Saved entries
* * *

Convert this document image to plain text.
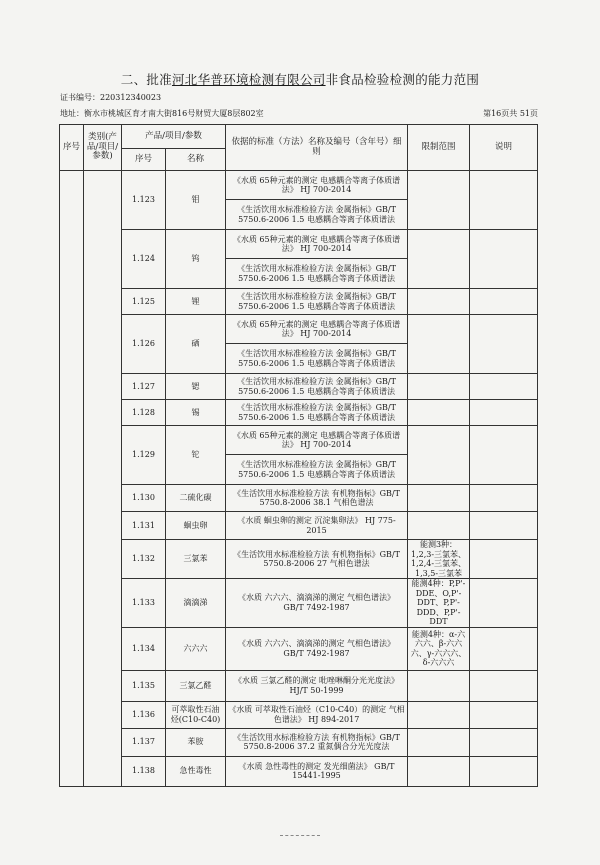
二、批准河北华普环境检测有限公司非食品检验检测的能力范围
证书编号：220312340023
地址：衡水市桃城区育才南大街816号财贸大厦8层802室	第16页共 51页
序号	类别(产品/项目/参数)	产品/项目/参数		依据的标准（方法）名称及编号（含年号）细则	限制范围	说明
		序号	名称			
		1.123	钼	《水质 65种元素的测定 电感耦合等离子体质谱法》 HJ 700-2014		
				《生活饮用水标准检验方法 金属指标》GB/T 5750.6-2006 1.5 电感耦合等离子体质谱法		
		1.124	钨	《水质 65种元素的测定 电感耦合等离子体质谱法》 HJ 700-2014		
				《生活饮用水标准检验方法 金属指标》GB/T 5750.6-2006 1.5 电感耦合等离子体质谱法		
		1.125	锂	《生活饮用水标准检验方法 金属指标》GB/T 5750.6-2006 1.5 电感耦合等离子体质谱法		
		1.126	硒	《水质 65种元素的测定 电感耦合等离子体质谱法》 HJ 700-2014		
				《生活饮用水标准检验方法 金属指标》GB/T 5750.6-2006 1.5 电感耦合等离子体质谱法		
		1.127	锶	《生活饮用水标准检验方法 金属指标》GB/T 5750.6-2006 1.5 电感耦合等离子体质谱法		
		1.128	锡	《生活饮用水标准检验方法 金属指标》GB/T 5750.6-2006 1.5 电感耦合等离子体质谱法		
		1.129	铊	《水质 65种元素的测定 电感耦合等离子体质谱法》 HJ 700-2014		
				《生活饮用水标准检验方法 金属指标》GB/T 5750.6-2006 1.5 电感耦合等离子体质谱法		
		1.130	二硫化碳	《生活饮用水标准检验方法 有机物指标》GB/T 5750.8-2006 38.1 气相色谱法		
		1.131	蛔虫卵	《水质 蛔虫卵的测定 沉淀集卵法》 HJ 775-2015		
		1.132	三氯苯	《生活饮用水标准检验方法 有机物指标》GB/T 5750.8-2006 27 气相色谱法	能测3种：1,2,3-三氯苯、1,2,4-三氯苯、1,3,5-三氯苯	
		1.133	滴滴涕	《水质 六六六、滴滴涕的测定 气相色谱法》 GB/T 7492-1987	能测4种：P,P'-DDE、O,P'-DDT、P,P'-DDD、P,P'-DDT	
		1.134	六六六	《水质 六六六、滴滴涕的测定 气相色谱法》 GB/T 7492-1987	能测4种：α-六六六、β-六六六、γ-六六六、δ-六六六	
		1.135	三氯乙醛	《水质 三氯乙醛的测定 吡唑啉酮分光光度法》 HJ/T 50-1999		
		1.136	可萃取性石油烃(C10-C40)	《水质 可萃取性石油烃（C10-C40）的测定 气相色谱法》 HJ 894-2017		
		1.137	苯胺	《生活饮用水标准检验方法 有机物指标》GB/T 5750.8-2006 37.2 重氮偶合分光光度法		
		1.138	急性毒性	《水质 急性毒性的测定 发光细菌法》 GB/T 15441-1995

* * *

• _PROBLEM DETAILS_: Output a faithful copy of the data, with each picture left out.

• _SOLUTION_:
Convert this document image to plain text.
二、批准河北华普环境检测有限公司非食品检验检测的能力范围
证书编号：220312340023
地址：衡水市桃城区育才南大街816号财贸大厦8层802室	第16页共 51页
序号	类别(产品/项目/参数)	产品/项目/参数		依据的标准（方法）名称及编号（含年号）细则	限制范围	说明
		序号	名称			
		1.123	钼	《水质 65种元素的测定 电感耦合等离子体质谱法》 HJ 700-2014		
				《生活饮用水标准检验方法 金属指标》GB/T 5750.6-2006 1.5 电感耦合等离子体质谱法		
		1.124	钨	《水质 65种元素的测定 电感耦合等离子体质谱法》 HJ 700-2014		
				《生活饮用水标准检验方法 金属指标》GB/T 5750.6-2006 1.5 电感耦合等离子体质谱法		
		1.125	锂	《生活饮用水标准检验方法 金属指标》GB/T 5750.6-2006 1.5 电感耦合等离子体质谱法		
		1.126	硒	《水质 65种元素的测定 电感耦合等离子体质谱法》 HJ 700-2014		
				《生活饮用水标准检验方法 金属指标》GB/T 5750.6-2006 1.5 电感耦合等离子体质谱法		
		1.127	锶	《生活饮用水标准检验方法 金属指标》GB/T 5750.6-2006 1.5 电感耦合等离子体质谱法		
		1.128	锡	《生活饮用水标准检验方法 金属指标》GB/T 5750.6-2006 1.5 电感耦合等离子体质谱法		
		1.129	铊	《水质 65种元素的测定 电感耦合等离子体质谱法》 HJ 700-2014		
				《生活饮用水标准检验方法 金属指标》GB/T 5750.6-2006 1.5 电感耦合等离子体质谱法		
		1.130	二硫化碳	《生活饮用水标准检验方法 有机物指标》GB/T 5750.8-2006 38.1 气相色谱法		
		1.131	蛔虫卵	《水质 蛔虫卵的测定 沉淀集卵法》 HJ 775-2015		
		1.132	三氯苯	《生活饮用水标准检验方法 有机物指标》GB/T 5750.8-2006 27 气相色谱法	能测3种：1,2,3-三氯苯、1,2,4-三氯苯、1,3,5-三氯苯	
		1.133	滴滴涕	《水质 六六六、滴滴涕的测定 气相色谱法》 GB/T 7492-1987	能测4种：P,P'-DDE、O,P'-DDT、P,P'-DDD、P,P'-DDT	
		1.134	六六六	《水质 六六六、滴滴涕的测定 气相色谱法》 GB/T 7492-1987	能测4种：α-六六六、β-六六六、γ-六六六、δ-六六六	
		1.135	三氯乙醛	《水质 三氯乙醛的测定 吡唑啉酮分光光度法》 HJ/T 50-1999		
		1.136	可萃取性石油烃(C10-C40)	《水质 可萃取性石油烃（C10-C40）的测定 气相色谱法》 HJ 894-2017		
		1.137	苯胺	《生活饮用水标准检验方法 有机物指标》GB/T 5750.8-2006 37.2 重氮偶合分光光度法		
		1.138	急性毒性	《水质 急性毒性的测定 发光细菌法》 GB/T 15441-1995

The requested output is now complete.